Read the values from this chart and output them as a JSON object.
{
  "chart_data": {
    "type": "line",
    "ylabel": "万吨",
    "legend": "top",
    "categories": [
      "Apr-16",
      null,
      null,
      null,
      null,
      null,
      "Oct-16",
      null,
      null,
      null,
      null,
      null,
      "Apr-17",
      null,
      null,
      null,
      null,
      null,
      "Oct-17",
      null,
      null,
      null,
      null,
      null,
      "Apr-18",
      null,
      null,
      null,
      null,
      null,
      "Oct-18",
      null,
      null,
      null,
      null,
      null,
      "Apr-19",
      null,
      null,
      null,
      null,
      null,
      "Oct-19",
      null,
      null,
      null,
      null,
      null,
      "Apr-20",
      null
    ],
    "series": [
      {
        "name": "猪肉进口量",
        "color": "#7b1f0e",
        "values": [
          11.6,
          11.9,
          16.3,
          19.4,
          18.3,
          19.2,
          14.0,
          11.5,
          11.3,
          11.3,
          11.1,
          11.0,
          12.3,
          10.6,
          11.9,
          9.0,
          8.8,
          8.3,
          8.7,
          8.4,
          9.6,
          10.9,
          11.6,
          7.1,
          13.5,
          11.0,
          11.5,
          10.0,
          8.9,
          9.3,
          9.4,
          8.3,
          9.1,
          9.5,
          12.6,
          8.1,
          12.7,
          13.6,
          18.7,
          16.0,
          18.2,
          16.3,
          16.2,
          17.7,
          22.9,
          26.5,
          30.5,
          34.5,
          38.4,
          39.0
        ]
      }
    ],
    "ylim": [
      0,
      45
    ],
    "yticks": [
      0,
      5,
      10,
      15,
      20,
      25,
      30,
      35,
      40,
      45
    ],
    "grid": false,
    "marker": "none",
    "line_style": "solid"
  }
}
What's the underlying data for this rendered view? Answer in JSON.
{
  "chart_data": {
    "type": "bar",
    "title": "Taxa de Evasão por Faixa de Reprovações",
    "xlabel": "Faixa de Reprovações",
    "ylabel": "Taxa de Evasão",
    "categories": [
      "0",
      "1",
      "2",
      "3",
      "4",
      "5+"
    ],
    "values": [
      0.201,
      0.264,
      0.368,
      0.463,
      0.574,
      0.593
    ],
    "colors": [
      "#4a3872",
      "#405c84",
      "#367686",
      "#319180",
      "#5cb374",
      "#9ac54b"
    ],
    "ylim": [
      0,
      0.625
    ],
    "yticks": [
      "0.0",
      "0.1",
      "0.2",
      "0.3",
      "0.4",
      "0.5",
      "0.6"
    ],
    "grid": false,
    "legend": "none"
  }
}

**Goal**:
Go through the records and show every line with the string "this" in it.

**Worked solution**:
Read the values from this chart and output them as a JSON object.
What's the underlying data for this rendered view? Answer in JSON.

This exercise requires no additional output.